What you are asked to do:
Set down the material once more, exactly as it appears.

>> begin

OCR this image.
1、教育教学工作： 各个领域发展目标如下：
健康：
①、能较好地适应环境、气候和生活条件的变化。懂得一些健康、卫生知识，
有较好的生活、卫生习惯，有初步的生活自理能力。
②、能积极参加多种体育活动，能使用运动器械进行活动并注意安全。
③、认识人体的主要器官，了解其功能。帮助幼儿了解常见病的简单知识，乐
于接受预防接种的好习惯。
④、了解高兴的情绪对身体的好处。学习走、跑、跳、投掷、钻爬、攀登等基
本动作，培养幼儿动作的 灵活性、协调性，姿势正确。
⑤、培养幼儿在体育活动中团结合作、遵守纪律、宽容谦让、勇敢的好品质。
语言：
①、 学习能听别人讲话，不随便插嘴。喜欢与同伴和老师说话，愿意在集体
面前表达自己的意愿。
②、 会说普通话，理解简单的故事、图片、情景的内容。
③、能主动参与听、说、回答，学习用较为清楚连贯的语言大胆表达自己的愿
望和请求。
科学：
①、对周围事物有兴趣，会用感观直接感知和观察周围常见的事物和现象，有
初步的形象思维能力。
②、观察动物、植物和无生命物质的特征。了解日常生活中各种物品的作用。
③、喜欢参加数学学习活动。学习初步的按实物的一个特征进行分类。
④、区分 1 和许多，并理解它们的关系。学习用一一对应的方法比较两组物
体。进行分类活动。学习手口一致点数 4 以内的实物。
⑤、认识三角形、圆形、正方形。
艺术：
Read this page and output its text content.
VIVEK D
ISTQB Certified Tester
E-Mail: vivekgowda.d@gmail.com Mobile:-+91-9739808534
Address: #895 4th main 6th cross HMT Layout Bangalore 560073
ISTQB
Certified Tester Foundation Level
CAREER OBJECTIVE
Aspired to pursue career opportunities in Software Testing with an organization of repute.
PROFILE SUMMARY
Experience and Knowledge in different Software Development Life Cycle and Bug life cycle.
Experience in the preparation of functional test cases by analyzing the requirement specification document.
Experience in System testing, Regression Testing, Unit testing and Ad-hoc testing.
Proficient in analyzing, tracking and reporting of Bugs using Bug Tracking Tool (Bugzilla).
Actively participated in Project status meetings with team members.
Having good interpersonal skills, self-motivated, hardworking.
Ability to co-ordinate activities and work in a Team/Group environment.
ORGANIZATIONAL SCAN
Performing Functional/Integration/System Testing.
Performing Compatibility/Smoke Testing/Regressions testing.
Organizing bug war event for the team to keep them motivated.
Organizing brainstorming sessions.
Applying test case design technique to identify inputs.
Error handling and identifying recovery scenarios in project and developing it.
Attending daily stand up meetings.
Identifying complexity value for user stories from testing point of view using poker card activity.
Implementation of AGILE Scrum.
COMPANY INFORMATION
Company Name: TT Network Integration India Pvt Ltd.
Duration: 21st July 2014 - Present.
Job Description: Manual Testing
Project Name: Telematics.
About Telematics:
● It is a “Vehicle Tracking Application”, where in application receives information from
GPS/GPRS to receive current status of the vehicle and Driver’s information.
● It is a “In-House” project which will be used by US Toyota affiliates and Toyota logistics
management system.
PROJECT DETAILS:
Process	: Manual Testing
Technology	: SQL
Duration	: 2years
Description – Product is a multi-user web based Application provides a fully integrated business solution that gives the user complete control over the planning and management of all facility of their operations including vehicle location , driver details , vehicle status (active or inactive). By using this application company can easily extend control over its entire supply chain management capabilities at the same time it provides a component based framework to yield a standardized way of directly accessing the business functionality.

>> end

Result below:
OCR this image.
1、教育教学工作： 各个领域发展目标如下：
健康：
①、能较好地适应环境、气候和生活条件的变化。懂得一些健康、卫生知识，
有较好的生活、卫生习惯，有初步的生活自理能力。
②、能积极参加多种体育活动，能使用运动器械进行活动并注意安全。
③、认识人体的主要器官，了解其功能。帮助幼儿了解常见病的简单知识，乐
于接受预防接种的好习惯。
④、了解高兴的情绪对身体的好处。学习走、跑、跳、投掷、钻爬、攀登等基
本动作，培养幼儿动作的 灵活性、协调性，姿势正确。
⑤、培养幼儿在体育活动中团结合作、遵守纪律、宽容谦让、勇敢的好品质。
语言：
①、 学习能听别人讲话，不随便插嘴。喜欢与同伴和老师说话，愿意在集体
面前表达自己的意愿。
②、 会说普通话，理解简单的故事、图片、情景的内容。
③、能主动参与听、说、回答，学习用较为清楚连贯的语言大胆表达自己的愿
望和请求。
科学：
①、对周围事物有兴趣，会用感观直接感知和观察周围常见的事物和现象，有
初步的形象思维能力。
②、观察动物、植物和无生命物质的特征。了解日常生活中各种物品的作用。
③、喜欢参加数学学习活动。学习初步的按实物的一个特征进行分类。
④、区分 1 和许多，并理解它们的关系。学习用一一对应的方法比较两组物
体。进行分类活动。学习手口一致点数 4 以内的实物。
⑤、认识三角形、圆形、正方形。
艺术：
Read this page and output its text content.
VIVEK D
ISTQB Certified Tester
E-Mail: vivekgowda.d@gmail.com Mobile:-+91-9739808534
Address: #895 4th main 6th cross HMT Layout Bangalore 560073
ISTQB
Certified Tester Foundation Level
CAREER OBJECTIVE
Aspired to pursue career opportunities in Software Testing with an organization of repute.
PROFILE SUMMARY
Experience and Knowledge in different Software Development Life Cycle and Bug life cycle.
Experience in the preparation of functional test cases by analyzing the requirement specification document.
Experience in System testing, Regression Testing, Unit testing and Ad-hoc testing.
Proficient in analyzing, tracking and reporting of Bugs using Bug Tracking Tool (Bugzilla).
Actively participated in Project status meetings with team members.
Having good interpersonal skills, self-motivated, hardworking.
Ability to co-ordinate activities and work in a Team/Group environment.
ORGANIZATIONAL SCAN
Performing Functional/Integration/System Testing.
Performing Compatibility/Smoke Testing/Regressions testing.
Organizing bug war event for the team to keep them motivated.
Organizing brainstorming sessions.
Applying test case design technique to identify inputs.
Error handling and identifying recovery scenarios in project and developing it.
Attending daily stand up meetings.
Identifying complexity value for user stories from testing point of view using poker card activity.
Implementation of AGILE Scrum.
COMPANY INFORMATION
Company Name: TT Network Integration India Pvt Ltd.
Duration: 21st July 2014 - Present.
Job Description: Manual Testing
Project Name: Telematics.
About Telematics:
● It is a “Vehicle Tracking Application”, where in application receives information from
GPS/GPRS to receive current status of the vehicle and Driver’s information.
● It is a “In-House” project which will be used by US Toyota affiliates and Toyota logistics
management system.
PROJECT DETAILS:
Process	: Manual Testing
Technology	: SQL
Duration	: 2years
Description – Product is a multi-user web based Application provides a fully integrated business solution that gives the user complete control over the planning and management of all facility of their operations including vehicle location , driver details , vehicle status (active or inactive). By using this application company can easily extend control over its entire supply chain management capabilities at the same time it provides a component based framework to yield a standardized way of directly accessing the business functionality.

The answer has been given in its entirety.